WHAT IS REQUIRED:
Go through the material and tally the lines containing the string "type". Give the total alone.

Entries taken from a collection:
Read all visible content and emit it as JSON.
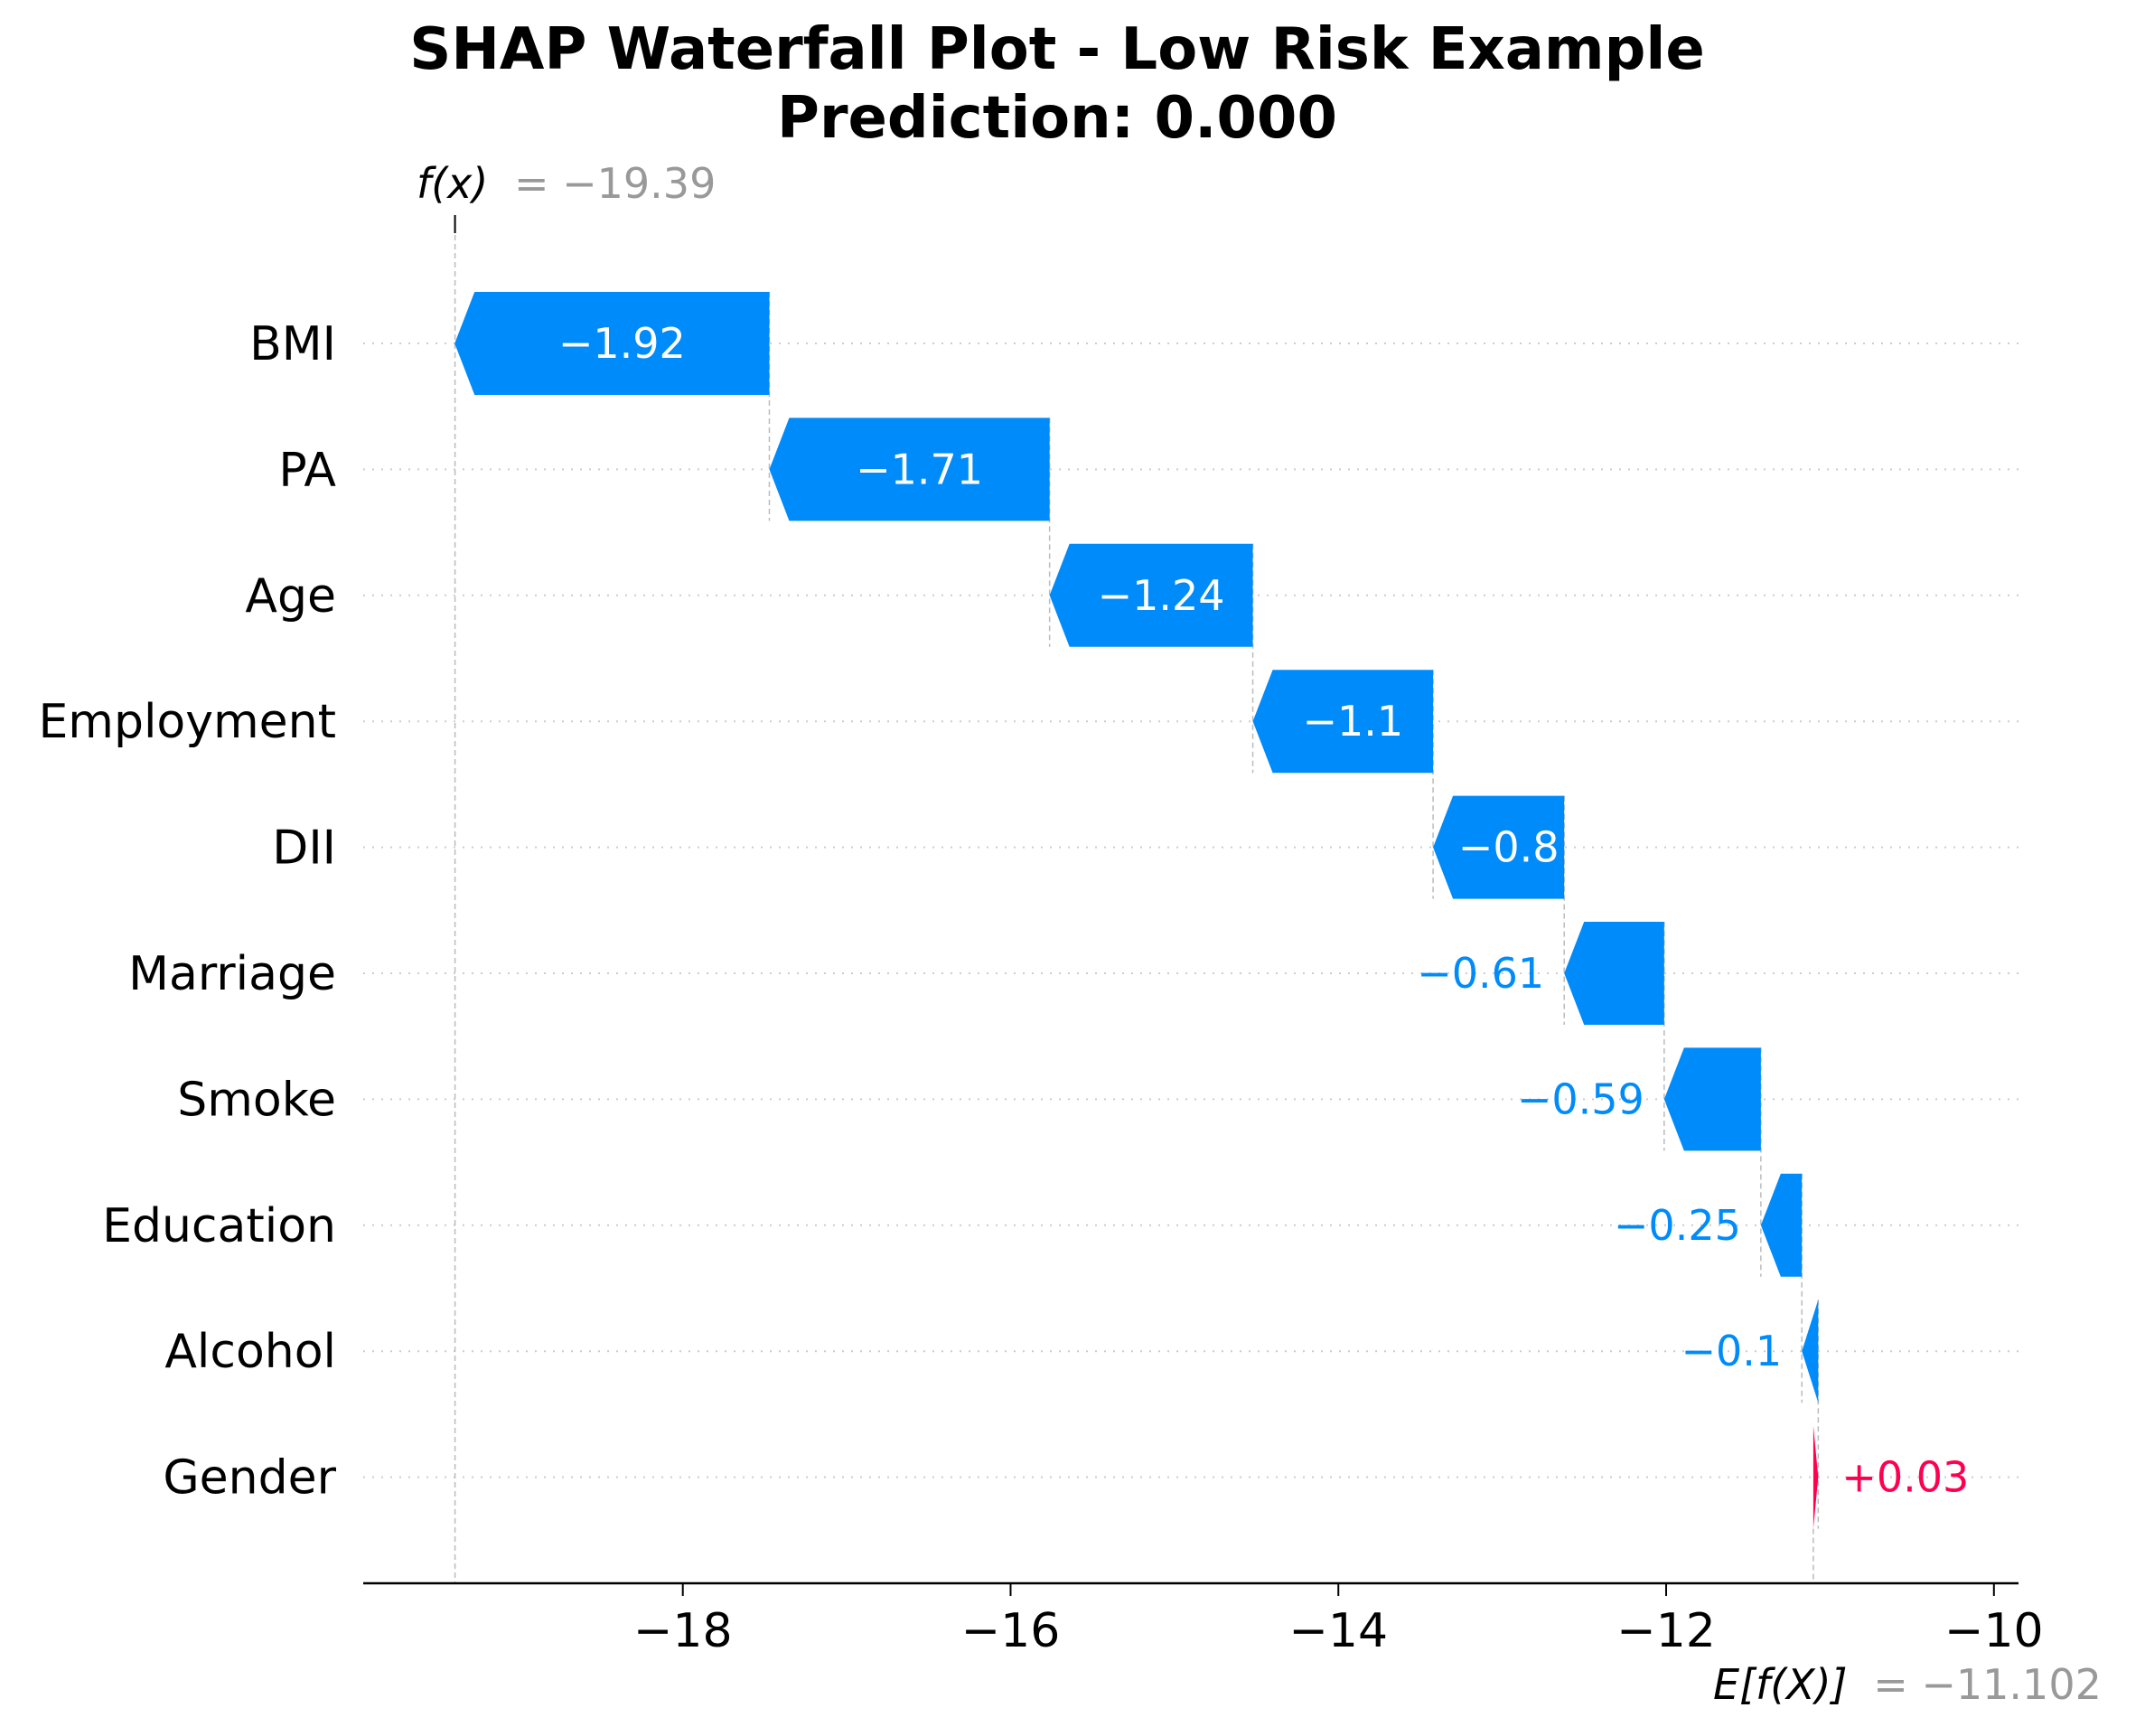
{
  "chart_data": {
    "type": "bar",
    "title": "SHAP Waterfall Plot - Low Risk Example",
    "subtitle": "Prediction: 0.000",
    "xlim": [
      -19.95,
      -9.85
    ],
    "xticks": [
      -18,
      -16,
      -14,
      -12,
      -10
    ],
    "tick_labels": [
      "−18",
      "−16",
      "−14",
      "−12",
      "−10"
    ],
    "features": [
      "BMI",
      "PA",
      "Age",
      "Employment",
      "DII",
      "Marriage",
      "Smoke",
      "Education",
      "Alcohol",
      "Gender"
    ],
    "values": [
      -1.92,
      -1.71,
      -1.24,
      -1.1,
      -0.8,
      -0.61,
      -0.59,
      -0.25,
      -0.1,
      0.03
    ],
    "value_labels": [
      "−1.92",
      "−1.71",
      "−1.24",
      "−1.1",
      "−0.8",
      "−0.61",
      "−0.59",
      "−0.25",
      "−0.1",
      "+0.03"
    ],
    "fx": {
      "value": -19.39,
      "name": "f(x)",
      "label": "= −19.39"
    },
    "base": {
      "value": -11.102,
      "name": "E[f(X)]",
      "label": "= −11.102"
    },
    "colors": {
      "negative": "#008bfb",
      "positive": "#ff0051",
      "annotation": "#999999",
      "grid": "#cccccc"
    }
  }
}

* * *

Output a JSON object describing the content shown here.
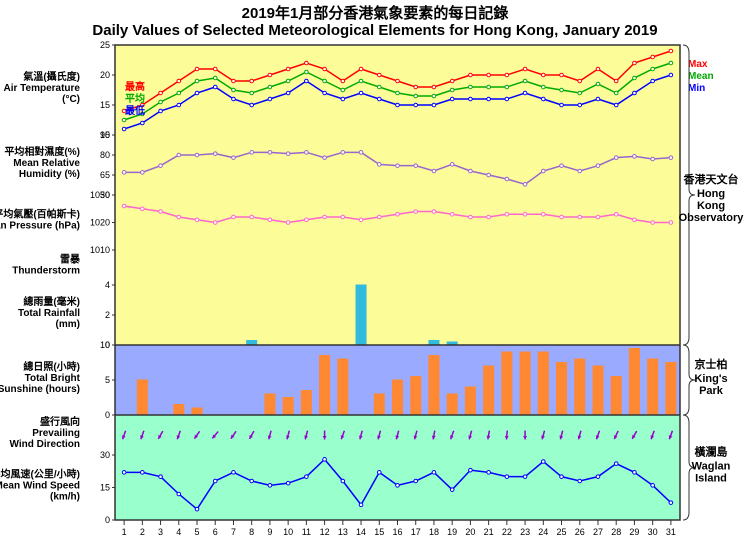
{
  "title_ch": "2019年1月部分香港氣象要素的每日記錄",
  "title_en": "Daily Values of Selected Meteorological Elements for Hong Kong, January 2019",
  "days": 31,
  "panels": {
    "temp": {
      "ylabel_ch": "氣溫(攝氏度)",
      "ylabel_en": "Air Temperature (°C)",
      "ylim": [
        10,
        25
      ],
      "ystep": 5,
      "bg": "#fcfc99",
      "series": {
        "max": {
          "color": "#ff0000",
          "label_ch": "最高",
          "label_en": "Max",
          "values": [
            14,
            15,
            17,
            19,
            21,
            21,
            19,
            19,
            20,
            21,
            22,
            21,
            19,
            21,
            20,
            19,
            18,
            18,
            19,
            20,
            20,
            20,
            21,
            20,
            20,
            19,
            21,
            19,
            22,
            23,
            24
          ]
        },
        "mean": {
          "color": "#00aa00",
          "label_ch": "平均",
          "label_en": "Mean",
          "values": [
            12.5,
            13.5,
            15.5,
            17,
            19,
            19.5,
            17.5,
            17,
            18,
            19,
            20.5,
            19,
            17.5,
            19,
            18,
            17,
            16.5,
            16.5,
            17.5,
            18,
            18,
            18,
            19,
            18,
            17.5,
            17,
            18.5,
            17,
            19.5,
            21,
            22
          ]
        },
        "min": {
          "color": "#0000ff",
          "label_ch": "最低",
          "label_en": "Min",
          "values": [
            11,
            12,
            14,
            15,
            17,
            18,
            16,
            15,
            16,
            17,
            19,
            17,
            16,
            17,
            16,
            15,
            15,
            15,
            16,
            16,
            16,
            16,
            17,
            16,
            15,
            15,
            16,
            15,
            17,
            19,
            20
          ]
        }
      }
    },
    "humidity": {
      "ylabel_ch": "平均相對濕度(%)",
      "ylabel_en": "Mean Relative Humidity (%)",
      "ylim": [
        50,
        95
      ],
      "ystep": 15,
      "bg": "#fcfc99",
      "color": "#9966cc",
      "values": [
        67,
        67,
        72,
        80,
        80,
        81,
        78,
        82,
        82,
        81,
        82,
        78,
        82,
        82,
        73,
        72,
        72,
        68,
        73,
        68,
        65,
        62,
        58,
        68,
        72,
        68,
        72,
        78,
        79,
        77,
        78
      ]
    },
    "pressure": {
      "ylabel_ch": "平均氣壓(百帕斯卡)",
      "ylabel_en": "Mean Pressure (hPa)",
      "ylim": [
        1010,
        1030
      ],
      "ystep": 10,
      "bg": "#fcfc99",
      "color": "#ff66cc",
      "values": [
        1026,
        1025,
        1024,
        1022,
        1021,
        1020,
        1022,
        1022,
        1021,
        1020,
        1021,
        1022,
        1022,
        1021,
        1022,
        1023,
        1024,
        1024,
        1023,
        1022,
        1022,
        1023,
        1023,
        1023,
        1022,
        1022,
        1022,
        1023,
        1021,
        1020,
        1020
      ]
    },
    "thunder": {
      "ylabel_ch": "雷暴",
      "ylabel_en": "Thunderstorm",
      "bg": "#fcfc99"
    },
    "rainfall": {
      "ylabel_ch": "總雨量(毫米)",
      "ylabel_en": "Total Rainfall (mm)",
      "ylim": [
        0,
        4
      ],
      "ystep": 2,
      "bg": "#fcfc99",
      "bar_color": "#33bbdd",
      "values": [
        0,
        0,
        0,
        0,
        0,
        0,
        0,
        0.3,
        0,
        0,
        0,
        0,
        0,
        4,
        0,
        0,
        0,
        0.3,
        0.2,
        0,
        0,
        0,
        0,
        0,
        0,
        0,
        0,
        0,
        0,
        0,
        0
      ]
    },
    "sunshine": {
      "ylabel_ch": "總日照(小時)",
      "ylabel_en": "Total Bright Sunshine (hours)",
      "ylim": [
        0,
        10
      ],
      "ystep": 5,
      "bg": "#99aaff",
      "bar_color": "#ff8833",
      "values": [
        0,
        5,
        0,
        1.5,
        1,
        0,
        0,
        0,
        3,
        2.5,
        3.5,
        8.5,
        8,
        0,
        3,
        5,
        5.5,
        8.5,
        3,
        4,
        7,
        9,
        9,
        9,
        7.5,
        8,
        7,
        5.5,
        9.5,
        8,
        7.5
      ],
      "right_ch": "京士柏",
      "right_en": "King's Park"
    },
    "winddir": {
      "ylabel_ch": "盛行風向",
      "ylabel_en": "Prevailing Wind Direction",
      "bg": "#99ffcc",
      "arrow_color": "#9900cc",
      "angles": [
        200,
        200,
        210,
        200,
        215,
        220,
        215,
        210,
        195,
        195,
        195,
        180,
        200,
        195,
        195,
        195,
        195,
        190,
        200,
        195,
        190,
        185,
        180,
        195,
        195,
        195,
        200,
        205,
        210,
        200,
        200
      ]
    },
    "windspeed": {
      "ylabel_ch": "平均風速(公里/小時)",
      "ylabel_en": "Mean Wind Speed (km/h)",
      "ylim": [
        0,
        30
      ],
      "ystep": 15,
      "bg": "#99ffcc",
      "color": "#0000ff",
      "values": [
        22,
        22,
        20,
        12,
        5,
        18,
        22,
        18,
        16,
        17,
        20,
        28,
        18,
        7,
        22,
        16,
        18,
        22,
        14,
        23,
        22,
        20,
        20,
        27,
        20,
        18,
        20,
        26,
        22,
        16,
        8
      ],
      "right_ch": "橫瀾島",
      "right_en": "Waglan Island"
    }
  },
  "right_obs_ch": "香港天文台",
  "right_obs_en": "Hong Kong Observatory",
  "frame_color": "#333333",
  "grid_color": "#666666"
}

---

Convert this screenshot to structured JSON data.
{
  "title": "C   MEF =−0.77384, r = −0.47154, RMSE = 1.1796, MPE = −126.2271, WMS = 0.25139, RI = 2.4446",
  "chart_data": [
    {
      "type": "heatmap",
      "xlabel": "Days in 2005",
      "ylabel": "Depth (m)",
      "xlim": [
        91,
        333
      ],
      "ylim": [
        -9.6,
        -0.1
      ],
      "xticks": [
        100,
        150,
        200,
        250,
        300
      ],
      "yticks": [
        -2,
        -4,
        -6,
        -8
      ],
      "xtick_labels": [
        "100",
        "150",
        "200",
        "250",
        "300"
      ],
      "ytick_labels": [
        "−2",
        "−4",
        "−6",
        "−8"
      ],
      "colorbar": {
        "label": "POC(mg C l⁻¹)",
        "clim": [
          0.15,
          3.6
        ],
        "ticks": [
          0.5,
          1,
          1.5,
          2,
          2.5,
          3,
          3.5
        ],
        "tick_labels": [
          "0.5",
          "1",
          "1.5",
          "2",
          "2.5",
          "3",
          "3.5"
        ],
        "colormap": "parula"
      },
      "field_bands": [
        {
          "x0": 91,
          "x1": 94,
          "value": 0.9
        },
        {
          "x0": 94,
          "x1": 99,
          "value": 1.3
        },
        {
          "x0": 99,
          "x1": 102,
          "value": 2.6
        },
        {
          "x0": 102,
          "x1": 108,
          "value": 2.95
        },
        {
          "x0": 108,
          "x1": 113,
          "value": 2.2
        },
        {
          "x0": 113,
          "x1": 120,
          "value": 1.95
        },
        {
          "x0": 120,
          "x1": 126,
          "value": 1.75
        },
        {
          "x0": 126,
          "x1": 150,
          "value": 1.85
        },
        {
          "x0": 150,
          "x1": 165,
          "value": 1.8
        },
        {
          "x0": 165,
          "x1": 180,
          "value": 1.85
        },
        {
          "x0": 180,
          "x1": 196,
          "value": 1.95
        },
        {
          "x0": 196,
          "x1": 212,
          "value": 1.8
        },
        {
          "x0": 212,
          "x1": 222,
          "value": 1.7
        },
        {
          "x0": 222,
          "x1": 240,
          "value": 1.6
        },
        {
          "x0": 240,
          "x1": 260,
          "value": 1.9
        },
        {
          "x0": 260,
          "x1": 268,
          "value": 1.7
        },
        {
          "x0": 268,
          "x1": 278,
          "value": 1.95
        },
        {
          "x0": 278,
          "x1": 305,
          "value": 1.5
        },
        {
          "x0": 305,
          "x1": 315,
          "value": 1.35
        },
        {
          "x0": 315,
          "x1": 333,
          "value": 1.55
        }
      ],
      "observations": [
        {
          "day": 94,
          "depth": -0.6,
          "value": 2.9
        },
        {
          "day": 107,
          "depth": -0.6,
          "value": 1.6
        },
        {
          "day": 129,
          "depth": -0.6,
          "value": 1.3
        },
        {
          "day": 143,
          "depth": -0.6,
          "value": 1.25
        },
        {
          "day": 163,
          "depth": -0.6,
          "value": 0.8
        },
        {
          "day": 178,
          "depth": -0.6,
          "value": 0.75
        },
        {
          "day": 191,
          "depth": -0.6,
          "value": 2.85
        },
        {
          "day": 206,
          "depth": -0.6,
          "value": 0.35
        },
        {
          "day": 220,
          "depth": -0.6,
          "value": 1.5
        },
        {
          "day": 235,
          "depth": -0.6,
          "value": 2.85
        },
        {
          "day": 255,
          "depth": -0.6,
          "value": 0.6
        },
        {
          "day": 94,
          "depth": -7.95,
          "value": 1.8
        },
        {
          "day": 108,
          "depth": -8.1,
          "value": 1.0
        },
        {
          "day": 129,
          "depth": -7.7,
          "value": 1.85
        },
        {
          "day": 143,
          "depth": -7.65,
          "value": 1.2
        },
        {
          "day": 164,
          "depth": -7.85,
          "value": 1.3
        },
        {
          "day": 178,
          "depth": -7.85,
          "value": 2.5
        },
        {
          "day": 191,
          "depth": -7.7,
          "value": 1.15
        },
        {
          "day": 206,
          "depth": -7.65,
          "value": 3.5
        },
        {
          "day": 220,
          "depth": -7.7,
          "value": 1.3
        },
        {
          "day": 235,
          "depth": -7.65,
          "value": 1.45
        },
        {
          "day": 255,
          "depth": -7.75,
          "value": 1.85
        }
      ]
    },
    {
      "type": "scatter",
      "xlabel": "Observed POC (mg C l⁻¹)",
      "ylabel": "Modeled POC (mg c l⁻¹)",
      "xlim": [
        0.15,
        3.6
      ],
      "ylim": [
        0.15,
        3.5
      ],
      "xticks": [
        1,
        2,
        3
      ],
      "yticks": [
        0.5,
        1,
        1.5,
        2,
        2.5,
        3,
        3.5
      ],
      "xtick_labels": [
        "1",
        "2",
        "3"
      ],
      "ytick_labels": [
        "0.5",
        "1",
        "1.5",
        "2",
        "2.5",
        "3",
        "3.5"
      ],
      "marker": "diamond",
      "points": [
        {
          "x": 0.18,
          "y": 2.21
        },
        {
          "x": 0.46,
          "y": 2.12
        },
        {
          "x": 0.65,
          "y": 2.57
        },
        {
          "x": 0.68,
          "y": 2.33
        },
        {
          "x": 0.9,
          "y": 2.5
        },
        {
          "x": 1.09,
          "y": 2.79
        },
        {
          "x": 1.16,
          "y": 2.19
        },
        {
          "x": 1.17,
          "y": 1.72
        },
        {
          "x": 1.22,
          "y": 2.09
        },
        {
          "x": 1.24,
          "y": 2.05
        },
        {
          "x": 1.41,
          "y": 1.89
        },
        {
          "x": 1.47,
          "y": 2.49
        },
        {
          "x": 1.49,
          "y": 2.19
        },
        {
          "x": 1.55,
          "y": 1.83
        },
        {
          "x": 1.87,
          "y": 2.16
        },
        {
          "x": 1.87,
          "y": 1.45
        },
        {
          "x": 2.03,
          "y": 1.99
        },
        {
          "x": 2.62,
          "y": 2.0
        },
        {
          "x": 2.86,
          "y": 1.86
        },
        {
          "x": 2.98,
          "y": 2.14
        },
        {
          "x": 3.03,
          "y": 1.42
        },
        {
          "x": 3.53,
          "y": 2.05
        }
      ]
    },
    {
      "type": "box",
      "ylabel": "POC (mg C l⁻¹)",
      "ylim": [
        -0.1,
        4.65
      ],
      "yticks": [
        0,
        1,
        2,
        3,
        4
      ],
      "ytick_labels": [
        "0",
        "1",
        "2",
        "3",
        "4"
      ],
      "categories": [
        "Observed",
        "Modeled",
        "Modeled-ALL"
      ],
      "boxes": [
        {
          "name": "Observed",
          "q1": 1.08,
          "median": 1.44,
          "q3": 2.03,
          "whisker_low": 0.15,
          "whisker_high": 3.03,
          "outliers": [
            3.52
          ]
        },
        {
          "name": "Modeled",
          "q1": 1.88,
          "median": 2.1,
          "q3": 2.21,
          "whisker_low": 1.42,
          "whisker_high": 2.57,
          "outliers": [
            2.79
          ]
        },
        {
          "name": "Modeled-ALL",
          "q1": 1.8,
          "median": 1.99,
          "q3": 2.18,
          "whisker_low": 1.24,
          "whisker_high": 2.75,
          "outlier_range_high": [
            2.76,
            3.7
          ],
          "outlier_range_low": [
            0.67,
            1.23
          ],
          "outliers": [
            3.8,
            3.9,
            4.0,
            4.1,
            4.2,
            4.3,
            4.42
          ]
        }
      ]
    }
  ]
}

THE ANSWER:
4